>> Start Extracted information

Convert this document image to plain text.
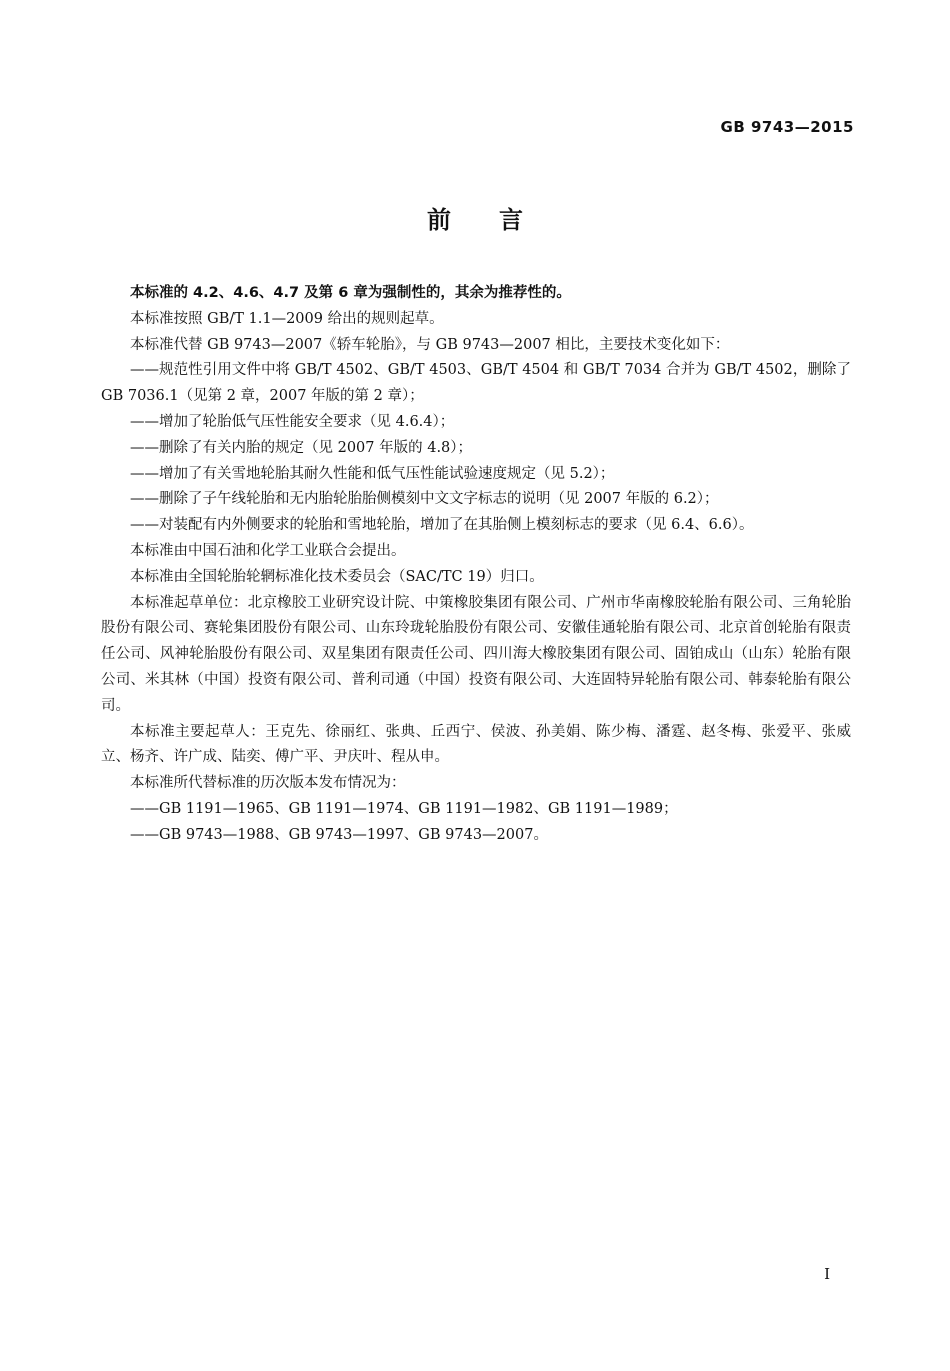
GB 9743—2015
前言

本标准的 4.2、4.6、4.7 及第 6 章为强制性的，其余为推荐性的。

本标准按照 GB/T 1.1—2009 给出的规则起草。

本标准代替 GB 9743—2007《轿车轮胎》，与 GB 9743—2007 相比，主要技术变化如下：

——规范性引用文件中将 GB/T 4502、GB/T 4503、GB/T 4504 和 GB/T 7034 合并为 GB/T 4502，删除了 GB 7036.1（见第 2 章，2007 年版的第 2 章）；

——增加了轮胎低气压性能安全要求（见 4.6.4）；

——删除了有关内胎的规定（见 2007 年版的 4.8）；

——增加了有关雪地轮胎其耐久性能和低气压性能试验速度规定（见 5.2）；

——删除了子午线轮胎和无内胎轮胎胎侧模刻中文文字标志的说明（见 2007 年版的 6.2）；

——对装配有内外侧要求的轮胎和雪地轮胎，增加了在其胎侧上模刻标志的要求（见 6.4、6.6）。

本标准由中国石油和化学工业联合会提出。

本标准由全国轮胎轮辋标准化技术委员会（SAC/TC 19）归口。

本标准起草单位：北京橡胶工业研究设计院、中策橡胶集团有限公司、广州市华南橡胶轮胎有限公司、三角轮胎股份有限公司、赛轮集团股份有限公司、山东玲珑轮胎股份有限公司、安徽佳通轮胎有限公司、北京首创轮胎有限责任公司、风神轮胎股份有限公司、双星集团有限责任公司、四川海大橡胶集团有限公司、固铂成山（山东）轮胎有限公司、米其林（中国）投资有限公司、普利司通（中国）投资有限公司、大连固特异轮胎有限公司、韩泰轮胎有限公司。

本标准主要起草人：王克先、徐丽红、张典、丘西宁、侯波、孙美娟、陈少梅、潘霆、赵冬梅、张爱平、张威立、杨齐、许广成、陆奕、傅广平、尹庆叶、程从申。

本标准所代替标准的历次版本发布情况为：

——GB 1191—1965、GB 1191—1974、GB 1191—1982、GB 1191—1989；

——GB 9743—1988、GB 9743—1997、GB 9743—2007。

I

>> End Extracted information

## Stated goal
Copy each line in full and exactly, omitting any picture.

## Result for this exercise
Convert this document image to plain text.
GB 9743—2015
前言

本标准的 4.2、4.6、4.7 及第 6 章为强制性的，其余为推荐性的。

本标准按照 GB/T 1.1—2009 给出的规则起草。

本标准代替 GB 9743—2007《轿车轮胎》，与 GB 9743—2007 相比，主要技术变化如下：

——规范性引用文件中将 GB/T 4502、GB/T 4503、GB/T 4504 和 GB/T 7034 合并为 GB/T 4502，删除了 GB 7036.1（见第 2 章，2007 年版的第 2 章）；

——增加了轮胎低气压性能安全要求（见 4.6.4）；

——删除了有关内胎的规定（见 2007 年版的 4.8）；

——增加了有关雪地轮胎其耐久性能和低气压性能试验速度规定（见 5.2）；

——删除了子午线轮胎和无内胎轮胎胎侧模刻中文文字标志的说明（见 2007 年版的 6.2）；

——对装配有内外侧要求的轮胎和雪地轮胎，增加了在其胎侧上模刻标志的要求（见 6.4、6.6）。

本标准由中国石油和化学工业联合会提出。

本标准由全国轮胎轮辋标准化技术委员会（SAC/TC 19）归口。

本标准起草单位：北京橡胶工业研究设计院、中策橡胶集团有限公司、广州市华南橡胶轮胎有限公司、三角轮胎股份有限公司、赛轮集团股份有限公司、山东玲珑轮胎股份有限公司、安徽佳通轮胎有限公司、北京首创轮胎有限责任公司、风神轮胎股份有限公司、双星集团有限责任公司、四川海大橡胶集团有限公司、固铂成山（山东）轮胎有限公司、米其林（中国）投资有限公司、普利司通（中国）投资有限公司、大连固特异轮胎有限公司、韩泰轮胎有限公司。

本标准主要起草人：王克先、徐丽红、张典、丘西宁、侯波、孙美娟、陈少梅、潘霆、赵冬梅、张爱平、张威立、杨齐、许广成、陆奕、傅广平、尹庆叶、程从申。

本标准所代替标准的历次版本发布情况为：

——GB 1191—1965、GB 1191—1974、GB 1191—1982、GB 1191—1989；

——GB 9743—1988、GB 9743—1997、GB 9743—2007。

I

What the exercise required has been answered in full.